◆ To do ◆
In how many lines of the data does the word "Help" appear? Give the number by itself.

◆ Information supplied ◆

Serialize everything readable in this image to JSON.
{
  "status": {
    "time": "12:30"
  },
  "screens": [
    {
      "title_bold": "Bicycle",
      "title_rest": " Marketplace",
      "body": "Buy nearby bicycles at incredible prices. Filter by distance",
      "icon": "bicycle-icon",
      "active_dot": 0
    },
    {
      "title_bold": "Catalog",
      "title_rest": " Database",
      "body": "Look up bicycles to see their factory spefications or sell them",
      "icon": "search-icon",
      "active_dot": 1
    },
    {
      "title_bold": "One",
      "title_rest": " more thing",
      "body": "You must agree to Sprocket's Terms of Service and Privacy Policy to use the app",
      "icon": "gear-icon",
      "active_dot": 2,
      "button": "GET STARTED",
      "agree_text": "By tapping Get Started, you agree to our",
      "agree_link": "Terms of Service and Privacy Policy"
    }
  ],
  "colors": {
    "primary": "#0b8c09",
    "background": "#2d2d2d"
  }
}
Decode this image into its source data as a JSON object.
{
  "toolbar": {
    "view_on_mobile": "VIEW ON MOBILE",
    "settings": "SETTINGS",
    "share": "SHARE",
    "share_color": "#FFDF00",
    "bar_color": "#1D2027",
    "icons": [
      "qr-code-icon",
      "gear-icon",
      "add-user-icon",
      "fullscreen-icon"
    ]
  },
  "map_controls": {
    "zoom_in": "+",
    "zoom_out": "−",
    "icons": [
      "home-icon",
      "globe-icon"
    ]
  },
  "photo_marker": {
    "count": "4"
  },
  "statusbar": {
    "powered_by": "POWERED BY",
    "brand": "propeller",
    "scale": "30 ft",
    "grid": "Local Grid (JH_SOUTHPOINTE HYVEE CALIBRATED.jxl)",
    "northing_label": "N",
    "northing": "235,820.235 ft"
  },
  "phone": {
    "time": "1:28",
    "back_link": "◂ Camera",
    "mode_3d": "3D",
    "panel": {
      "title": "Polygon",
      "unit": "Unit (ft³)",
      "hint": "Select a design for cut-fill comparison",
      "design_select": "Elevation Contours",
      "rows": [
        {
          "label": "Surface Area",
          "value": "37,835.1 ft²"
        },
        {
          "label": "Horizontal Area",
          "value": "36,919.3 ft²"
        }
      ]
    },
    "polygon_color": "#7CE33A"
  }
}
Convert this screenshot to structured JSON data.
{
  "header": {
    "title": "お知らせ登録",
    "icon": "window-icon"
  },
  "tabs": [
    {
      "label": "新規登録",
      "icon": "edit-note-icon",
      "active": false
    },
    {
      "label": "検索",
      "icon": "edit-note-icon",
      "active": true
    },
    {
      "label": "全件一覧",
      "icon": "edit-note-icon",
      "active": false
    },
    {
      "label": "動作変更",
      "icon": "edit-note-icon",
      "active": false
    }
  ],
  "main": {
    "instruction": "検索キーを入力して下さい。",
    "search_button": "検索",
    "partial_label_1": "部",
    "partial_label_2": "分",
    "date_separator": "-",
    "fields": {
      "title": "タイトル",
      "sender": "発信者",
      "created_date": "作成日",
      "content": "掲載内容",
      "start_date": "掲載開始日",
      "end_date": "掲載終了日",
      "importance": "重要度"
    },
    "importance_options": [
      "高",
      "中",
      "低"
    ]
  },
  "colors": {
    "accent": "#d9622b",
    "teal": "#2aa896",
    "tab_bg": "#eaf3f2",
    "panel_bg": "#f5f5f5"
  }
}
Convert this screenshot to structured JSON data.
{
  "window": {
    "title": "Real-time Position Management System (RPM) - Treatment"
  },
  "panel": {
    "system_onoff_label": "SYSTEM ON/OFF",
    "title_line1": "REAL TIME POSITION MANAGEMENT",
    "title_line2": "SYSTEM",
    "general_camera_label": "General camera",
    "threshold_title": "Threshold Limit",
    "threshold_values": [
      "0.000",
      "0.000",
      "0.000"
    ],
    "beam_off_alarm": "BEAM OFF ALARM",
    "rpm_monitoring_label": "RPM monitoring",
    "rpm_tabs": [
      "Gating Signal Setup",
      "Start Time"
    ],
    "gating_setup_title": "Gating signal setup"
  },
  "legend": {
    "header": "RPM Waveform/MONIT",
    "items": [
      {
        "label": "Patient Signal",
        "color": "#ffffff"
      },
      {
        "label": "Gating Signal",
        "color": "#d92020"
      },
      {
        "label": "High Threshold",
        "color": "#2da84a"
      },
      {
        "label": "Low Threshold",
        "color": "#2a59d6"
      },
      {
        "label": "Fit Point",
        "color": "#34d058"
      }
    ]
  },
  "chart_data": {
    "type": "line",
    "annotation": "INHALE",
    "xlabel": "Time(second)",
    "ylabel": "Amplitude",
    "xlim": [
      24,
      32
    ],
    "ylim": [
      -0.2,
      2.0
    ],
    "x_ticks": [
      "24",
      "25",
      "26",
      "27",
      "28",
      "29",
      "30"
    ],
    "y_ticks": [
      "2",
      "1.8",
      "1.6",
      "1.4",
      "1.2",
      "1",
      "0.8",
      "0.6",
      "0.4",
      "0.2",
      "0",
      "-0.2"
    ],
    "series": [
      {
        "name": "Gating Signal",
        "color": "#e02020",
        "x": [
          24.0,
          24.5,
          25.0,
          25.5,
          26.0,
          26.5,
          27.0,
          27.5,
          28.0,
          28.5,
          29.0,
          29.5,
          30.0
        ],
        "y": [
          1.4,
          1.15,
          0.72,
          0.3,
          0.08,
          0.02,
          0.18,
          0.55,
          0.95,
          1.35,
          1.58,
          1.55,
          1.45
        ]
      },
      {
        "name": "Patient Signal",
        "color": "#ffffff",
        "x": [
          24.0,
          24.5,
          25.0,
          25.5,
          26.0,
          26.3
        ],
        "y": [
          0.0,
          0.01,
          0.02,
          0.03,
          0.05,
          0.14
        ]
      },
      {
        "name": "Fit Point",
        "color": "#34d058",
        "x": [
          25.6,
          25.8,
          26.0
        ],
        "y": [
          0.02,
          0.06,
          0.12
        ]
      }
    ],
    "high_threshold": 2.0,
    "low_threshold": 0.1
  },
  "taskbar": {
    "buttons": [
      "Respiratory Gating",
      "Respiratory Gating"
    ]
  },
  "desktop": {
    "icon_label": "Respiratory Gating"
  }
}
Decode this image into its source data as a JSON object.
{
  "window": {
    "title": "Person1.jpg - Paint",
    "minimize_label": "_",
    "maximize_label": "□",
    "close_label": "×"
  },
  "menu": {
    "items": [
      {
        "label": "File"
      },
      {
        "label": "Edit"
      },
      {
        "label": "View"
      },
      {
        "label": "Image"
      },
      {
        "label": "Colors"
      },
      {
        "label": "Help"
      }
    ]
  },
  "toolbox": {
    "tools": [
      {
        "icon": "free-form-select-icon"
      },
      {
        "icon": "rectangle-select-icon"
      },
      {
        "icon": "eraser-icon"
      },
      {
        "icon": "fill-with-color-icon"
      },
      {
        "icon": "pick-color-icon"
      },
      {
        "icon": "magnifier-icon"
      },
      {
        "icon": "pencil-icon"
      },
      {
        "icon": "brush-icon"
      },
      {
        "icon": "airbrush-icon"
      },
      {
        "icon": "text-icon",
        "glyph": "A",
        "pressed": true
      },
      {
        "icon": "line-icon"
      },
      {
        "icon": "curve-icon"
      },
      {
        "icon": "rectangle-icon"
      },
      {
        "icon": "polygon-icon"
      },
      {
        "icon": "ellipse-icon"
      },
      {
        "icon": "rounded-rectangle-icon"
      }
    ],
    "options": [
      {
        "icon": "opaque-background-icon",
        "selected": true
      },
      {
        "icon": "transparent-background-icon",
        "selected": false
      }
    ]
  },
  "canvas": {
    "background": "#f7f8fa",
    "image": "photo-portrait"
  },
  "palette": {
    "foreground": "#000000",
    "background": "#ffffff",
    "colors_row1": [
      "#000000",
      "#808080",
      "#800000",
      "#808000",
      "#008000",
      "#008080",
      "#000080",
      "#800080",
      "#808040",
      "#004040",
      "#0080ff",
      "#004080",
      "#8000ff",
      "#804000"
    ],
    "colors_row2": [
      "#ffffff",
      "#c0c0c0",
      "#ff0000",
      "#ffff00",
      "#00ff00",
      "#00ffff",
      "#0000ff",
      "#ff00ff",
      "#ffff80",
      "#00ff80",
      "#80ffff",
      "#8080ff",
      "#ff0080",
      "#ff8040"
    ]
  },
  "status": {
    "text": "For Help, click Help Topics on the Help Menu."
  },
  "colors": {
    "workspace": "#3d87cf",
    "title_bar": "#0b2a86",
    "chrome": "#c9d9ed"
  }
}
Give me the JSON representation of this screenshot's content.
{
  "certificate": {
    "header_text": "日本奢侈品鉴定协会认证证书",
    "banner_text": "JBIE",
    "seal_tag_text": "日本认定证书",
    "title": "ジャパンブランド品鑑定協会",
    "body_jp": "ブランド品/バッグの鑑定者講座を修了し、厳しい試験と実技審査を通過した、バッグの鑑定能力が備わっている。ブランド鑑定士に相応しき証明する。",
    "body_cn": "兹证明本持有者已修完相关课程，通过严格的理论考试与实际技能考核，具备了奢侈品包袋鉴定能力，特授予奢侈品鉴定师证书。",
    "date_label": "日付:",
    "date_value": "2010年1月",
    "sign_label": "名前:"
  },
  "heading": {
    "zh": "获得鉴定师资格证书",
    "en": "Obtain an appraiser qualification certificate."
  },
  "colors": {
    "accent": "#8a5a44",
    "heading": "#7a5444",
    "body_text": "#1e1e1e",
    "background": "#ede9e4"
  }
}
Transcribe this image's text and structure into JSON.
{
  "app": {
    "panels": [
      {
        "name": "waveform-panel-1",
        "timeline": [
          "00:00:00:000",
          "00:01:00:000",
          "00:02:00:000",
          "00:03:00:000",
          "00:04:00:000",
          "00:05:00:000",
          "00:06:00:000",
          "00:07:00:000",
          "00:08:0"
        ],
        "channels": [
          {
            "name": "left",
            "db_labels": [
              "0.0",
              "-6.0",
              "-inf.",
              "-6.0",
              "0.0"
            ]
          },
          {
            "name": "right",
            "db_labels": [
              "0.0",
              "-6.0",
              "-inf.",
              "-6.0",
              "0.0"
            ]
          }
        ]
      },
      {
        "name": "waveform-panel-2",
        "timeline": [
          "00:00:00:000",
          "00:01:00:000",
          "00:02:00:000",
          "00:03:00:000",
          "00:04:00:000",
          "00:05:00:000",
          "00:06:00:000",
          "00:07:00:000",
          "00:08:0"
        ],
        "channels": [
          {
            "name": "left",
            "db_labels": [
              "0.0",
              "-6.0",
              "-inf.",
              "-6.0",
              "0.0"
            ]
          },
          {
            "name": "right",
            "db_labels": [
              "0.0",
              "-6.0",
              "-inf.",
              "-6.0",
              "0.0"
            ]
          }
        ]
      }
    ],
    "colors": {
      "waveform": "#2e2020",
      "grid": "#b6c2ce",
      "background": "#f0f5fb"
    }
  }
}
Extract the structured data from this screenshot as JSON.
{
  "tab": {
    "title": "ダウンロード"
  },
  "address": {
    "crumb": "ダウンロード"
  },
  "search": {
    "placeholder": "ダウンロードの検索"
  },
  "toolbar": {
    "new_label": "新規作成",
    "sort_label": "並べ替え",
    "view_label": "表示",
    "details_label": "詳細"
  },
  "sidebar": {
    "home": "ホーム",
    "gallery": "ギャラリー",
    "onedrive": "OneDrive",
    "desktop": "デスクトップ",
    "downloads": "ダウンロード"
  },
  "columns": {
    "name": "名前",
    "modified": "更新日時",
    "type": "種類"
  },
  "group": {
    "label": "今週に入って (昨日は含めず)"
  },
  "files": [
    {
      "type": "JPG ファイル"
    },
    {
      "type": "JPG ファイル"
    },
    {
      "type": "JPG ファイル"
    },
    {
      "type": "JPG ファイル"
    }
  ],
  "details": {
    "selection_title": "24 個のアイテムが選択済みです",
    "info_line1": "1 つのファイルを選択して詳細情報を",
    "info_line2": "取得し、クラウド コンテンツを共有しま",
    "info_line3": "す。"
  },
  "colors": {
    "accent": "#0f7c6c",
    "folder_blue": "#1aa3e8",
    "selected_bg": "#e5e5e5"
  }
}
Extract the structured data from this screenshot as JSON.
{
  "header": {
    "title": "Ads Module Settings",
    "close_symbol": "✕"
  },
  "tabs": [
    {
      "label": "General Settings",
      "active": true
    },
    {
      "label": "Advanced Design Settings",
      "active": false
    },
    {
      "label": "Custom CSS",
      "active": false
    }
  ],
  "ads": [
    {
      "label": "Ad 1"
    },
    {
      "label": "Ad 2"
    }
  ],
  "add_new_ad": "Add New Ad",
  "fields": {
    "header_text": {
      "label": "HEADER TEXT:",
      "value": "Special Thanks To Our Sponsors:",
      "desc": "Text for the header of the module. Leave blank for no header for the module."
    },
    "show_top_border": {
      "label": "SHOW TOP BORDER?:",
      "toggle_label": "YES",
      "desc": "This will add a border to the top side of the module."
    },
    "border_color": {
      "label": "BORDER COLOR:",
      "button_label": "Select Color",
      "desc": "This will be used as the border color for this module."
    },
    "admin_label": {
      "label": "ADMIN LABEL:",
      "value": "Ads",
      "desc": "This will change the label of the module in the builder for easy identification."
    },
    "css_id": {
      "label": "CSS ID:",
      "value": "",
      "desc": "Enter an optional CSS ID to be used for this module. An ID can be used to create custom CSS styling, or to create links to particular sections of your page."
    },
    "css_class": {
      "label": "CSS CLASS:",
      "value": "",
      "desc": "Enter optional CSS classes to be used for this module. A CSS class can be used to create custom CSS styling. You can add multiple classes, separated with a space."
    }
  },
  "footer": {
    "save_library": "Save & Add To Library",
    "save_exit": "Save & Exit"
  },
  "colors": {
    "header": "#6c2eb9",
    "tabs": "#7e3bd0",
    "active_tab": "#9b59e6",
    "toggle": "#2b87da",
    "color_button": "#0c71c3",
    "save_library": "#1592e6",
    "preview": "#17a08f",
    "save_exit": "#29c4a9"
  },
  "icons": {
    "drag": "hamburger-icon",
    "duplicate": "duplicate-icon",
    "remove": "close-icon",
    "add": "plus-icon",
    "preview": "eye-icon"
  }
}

◆ Output ◆
2